*** Material to process

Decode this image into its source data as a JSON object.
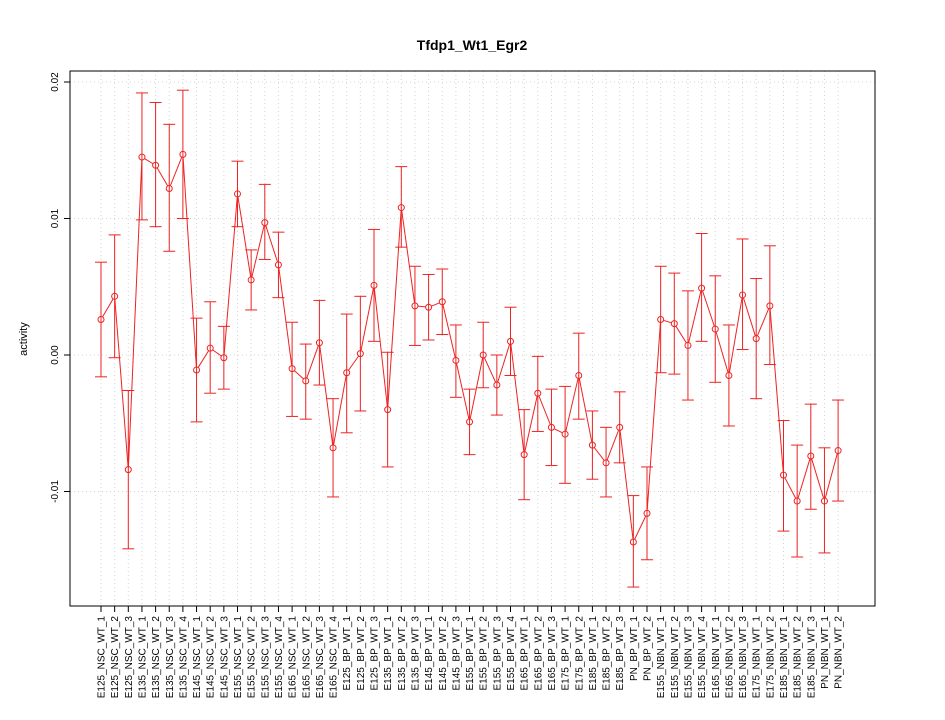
{
  "chart_data": {
    "type": "line",
    "title": "Tfdp1_Wt1_Egr2",
    "xlabel": "",
    "ylabel": "activity",
    "ylim": [
      -0.0185,
      0.0205
    ],
    "yticks": [
      -0.01,
      0.0,
      0.01,
      0.02
    ],
    "ytick_labels": [
      "-0.01",
      "0.00",
      "0.01",
      "0.02"
    ],
    "grid": true,
    "color": "#ee2222",
    "categories": [
      "E125_NSC_WT_1",
      "E125_NSC_WT_2",
      "E125_NSC_WT_3",
      "E135_NSC_WT_1",
      "E135_NSC_WT_2",
      "E135_NSC_WT_3",
      "E135_NSC_WT_4",
      "E145_NSC_WT_1",
      "E145_NSC_WT_2",
      "E145_NSC_WT_3",
      "E155_NSC_WT_1",
      "E155_NSC_WT_2",
      "E155_NSC_WT_3",
      "E155_NSC_WT_4",
      "E165_NSC_WT_1",
      "E165_NSC_WT_2",
      "E165_NSC_WT_3",
      "E165_NSC_WT_4",
      "E125_BP_WT_1",
      "E125_BP_WT_2",
      "E125_BP_WT_3",
      "E135_BP_WT_1",
      "E135_BP_WT_2",
      "E135_BP_WT_3",
      "E145_BP_WT_1",
      "E145_BP_WT_2",
      "E145_BP_WT_3",
      "E155_BP_WT_1",
      "E155_BP_WT_2",
      "E155_BP_WT_3",
      "E155_BP_WT_4",
      "E165_BP_WT_1",
      "E165_BP_WT_2",
      "E165_BP_WT_3",
      "E175_BP_WT_1",
      "E175_BP_WT_2",
      "E185_BP_WT_1",
      "E185_BP_WT_2",
      "E185_BP_WT_3",
      "PN_BP_WT_1",
      "PN_BP_WT_2",
      "E155_NBN_WT_1",
      "E155_NBN_WT_2",
      "E155_NBN_WT_3",
      "E155_NBN_WT_4",
      "E165_NBN_WT_1",
      "E165_NBN_WT_2",
      "E165_NBN_WT_3",
      "E175_NBN_WT_1",
      "E175_NBN_WT_2",
      "E185_NBN_WT_1",
      "E185_NBN_WT_2",
      "E185_NBN_WT_3",
      "PN_NBN_WT_1",
      "PN_NBN_WT_2"
    ],
    "values": [
      0.0026,
      0.0043,
      -0.0084,
      0.0145,
      0.0139,
      0.0122,
      0.0147,
      -0.0011,
      0.0005,
      -0.0002,
      0.0118,
      0.0055,
      0.0097,
      0.0066,
      -0.001,
      -0.0019,
      0.0009,
      -0.0068,
      -0.0013,
      0.0001,
      0.0051,
      -0.004,
      0.0108,
      0.0036,
      0.0035,
      0.0039,
      -0.0004,
      -0.0049,
      0.0,
      -0.0022,
      0.001,
      -0.0073,
      -0.0028,
      -0.0053,
      -0.0058,
      -0.0015,
      -0.0066,
      -0.0079,
      -0.0053,
      -0.0137,
      -0.0116,
      0.0026,
      0.0023,
      0.0007,
      0.0049,
      0.0019,
      -0.0015,
      0.0044,
      0.0012,
      0.0036,
      -0.0088,
      -0.0107,
      -0.0074,
      -0.0107,
      -0.007
    ],
    "error_lower": [
      -0.0016,
      -0.0002,
      -0.0142,
      0.0099,
      0.0094,
      0.0076,
      0.01,
      -0.0049,
      -0.0028,
      -0.0025,
      0.0094,
      0.0033,
      0.007,
      0.0042,
      -0.0045,
      -0.0047,
      -0.0022,
      -0.0104,
      -0.0057,
      -0.0041,
      0.001,
      -0.0082,
      0.0079,
      0.0007,
      0.0011,
      0.0015,
      -0.0031,
      -0.0073,
      -0.0024,
      -0.0044,
      -0.0015,
      -0.0106,
      -0.0056,
      -0.0081,
      -0.0094,
      -0.0047,
      -0.0091,
      -0.0104,
      -0.0079,
      -0.017,
      -0.015,
      -0.0013,
      -0.0014,
      -0.0033,
      0.001,
      -0.002,
      -0.0052,
      0.0004,
      -0.0032,
      -0.0007,
      -0.0129,
      -0.0148,
      -0.0113,
      -0.0145,
      -0.0107
    ],
    "error_upper": [
      0.0068,
      0.0088,
      -0.0026,
      0.0192,
      0.0185,
      0.0169,
      0.0194,
      0.0027,
      0.0039,
      0.0021,
      0.0142,
      0.0077,
      0.0125,
      0.009,
      0.0024,
      0.0008,
      0.004,
      -0.0032,
      0.003,
      0.0043,
      0.0092,
      0.0002,
      0.0138,
      0.0065,
      0.0059,
      0.0063,
      0.0022,
      -0.0025,
      0.0024,
      0.0,
      0.0035,
      -0.004,
      -0.0001,
      -0.0025,
      -0.0023,
      0.0016,
      -0.0041,
      -0.0053,
      -0.0027,
      -0.0103,
      -0.0082,
      0.0065,
      0.006,
      0.0047,
      0.0089,
      0.0058,
      0.0022,
      0.0085,
      0.0056,
      0.008,
      -0.0048,
      -0.0066,
      -0.0036,
      -0.0068,
      -0.0033
    ]
  }
}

******

In the copy, include all records verbatim but no images.

Decode this image into its source data as a JSON object.
{
  "chart_data": {
    "type": "line",
    "title": "Tfdp1_Wt1_Egr2",
    "xlabel": "",
    "ylabel": "activity",
    "ylim": [
      -0.0185,
      0.0205
    ],
    "yticks": [
      -0.01,
      0.0,
      0.01,
      0.02
    ],
    "ytick_labels": [
      "-0.01",
      "0.00",
      "0.01",
      "0.02"
    ],
    "grid": true,
    "color": "#ee2222",
    "categories": [
      "E125_NSC_WT_1",
      "E125_NSC_WT_2",
      "E125_NSC_WT_3",
      "E135_NSC_WT_1",
      "E135_NSC_WT_2",
      "E135_NSC_WT_3",
      "E135_NSC_WT_4",
      "E145_NSC_WT_1",
      "E145_NSC_WT_2",
      "E145_NSC_WT_3",
      "E155_NSC_WT_1",
      "E155_NSC_WT_2",
      "E155_NSC_WT_3",
      "E155_NSC_WT_4",
      "E165_NSC_WT_1",
      "E165_NSC_WT_2",
      "E165_NSC_WT_3",
      "E165_NSC_WT_4",
      "E125_BP_WT_1",
      "E125_BP_WT_2",
      "E125_BP_WT_3",
      "E135_BP_WT_1",
      "E135_BP_WT_2",
      "E135_BP_WT_3",
      "E145_BP_WT_1",
      "E145_BP_WT_2",
      "E145_BP_WT_3",
      "E155_BP_WT_1",
      "E155_BP_WT_2",
      "E155_BP_WT_3",
      "E155_BP_WT_4",
      "E165_BP_WT_1",
      "E165_BP_WT_2",
      "E165_BP_WT_3",
      "E175_BP_WT_1",
      "E175_BP_WT_2",
      "E185_BP_WT_1",
      "E185_BP_WT_2",
      "E185_BP_WT_3",
      "PN_BP_WT_1",
      "PN_BP_WT_2",
      "E155_NBN_WT_1",
      "E155_NBN_WT_2",
      "E155_NBN_WT_3",
      "E155_NBN_WT_4",
      "E165_NBN_WT_1",
      "E165_NBN_WT_2",
      "E165_NBN_WT_3",
      "E175_NBN_WT_1",
      "E175_NBN_WT_2",
      "E185_NBN_WT_1",
      "E185_NBN_WT_2",
      "E185_NBN_WT_3",
      "PN_NBN_WT_1",
      "PN_NBN_WT_2"
    ],
    "values": [
      0.0026,
      0.0043,
      -0.0084,
      0.0145,
      0.0139,
      0.0122,
      0.0147,
      -0.0011,
      0.0005,
      -0.0002,
      0.0118,
      0.0055,
      0.0097,
      0.0066,
      -0.001,
      -0.0019,
      0.0009,
      -0.0068,
      -0.0013,
      0.0001,
      0.0051,
      -0.004,
      0.0108,
      0.0036,
      0.0035,
      0.0039,
      -0.0004,
      -0.0049,
      0.0,
      -0.0022,
      0.001,
      -0.0073,
      -0.0028,
      -0.0053,
      -0.0058,
      -0.0015,
      -0.0066,
      -0.0079,
      -0.0053,
      -0.0137,
      -0.0116,
      0.0026,
      0.0023,
      0.0007,
      0.0049,
      0.0019,
      -0.0015,
      0.0044,
      0.0012,
      0.0036,
      -0.0088,
      -0.0107,
      -0.0074,
      -0.0107,
      -0.007
    ],
    "error_lower": [
      -0.0016,
      -0.0002,
      -0.0142,
      0.0099,
      0.0094,
      0.0076,
      0.01,
      -0.0049,
      -0.0028,
      -0.0025,
      0.0094,
      0.0033,
      0.007,
      0.0042,
      -0.0045,
      -0.0047,
      -0.0022,
      -0.0104,
      -0.0057,
      -0.0041,
      0.001,
      -0.0082,
      0.0079,
      0.0007,
      0.0011,
      0.0015,
      -0.0031,
      -0.0073,
      -0.0024,
      -0.0044,
      -0.0015,
      -0.0106,
      -0.0056,
      -0.0081,
      -0.0094,
      -0.0047,
      -0.0091,
      -0.0104,
      -0.0079,
      -0.017,
      -0.015,
      -0.0013,
      -0.0014,
      -0.0033,
      0.001,
      -0.002,
      -0.0052,
      0.0004,
      -0.0032,
      -0.0007,
      -0.0129,
      -0.0148,
      -0.0113,
      -0.0145,
      -0.0107
    ],
    "error_upper": [
      0.0068,
      0.0088,
      -0.0026,
      0.0192,
      0.0185,
      0.0169,
      0.0194,
      0.0027,
      0.0039,
      0.0021,
      0.0142,
      0.0077,
      0.0125,
      0.009,
      0.0024,
      0.0008,
      0.004,
      -0.0032,
      0.003,
      0.0043,
      0.0092,
      0.0002,
      0.0138,
      0.0065,
      0.0059,
      0.0063,
      0.0022,
      -0.0025,
      0.0024,
      0.0,
      0.0035,
      -0.004,
      -0.0001,
      -0.0025,
      -0.0023,
      0.0016,
      -0.0041,
      -0.0053,
      -0.0027,
      -0.0103,
      -0.0082,
      0.0065,
      0.006,
      0.0047,
      0.0089,
      0.0058,
      0.0022,
      0.0085,
      0.0056,
      0.008,
      -0.0048,
      -0.0066,
      -0.0036,
      -0.0068,
      -0.0033
    ]
  }
}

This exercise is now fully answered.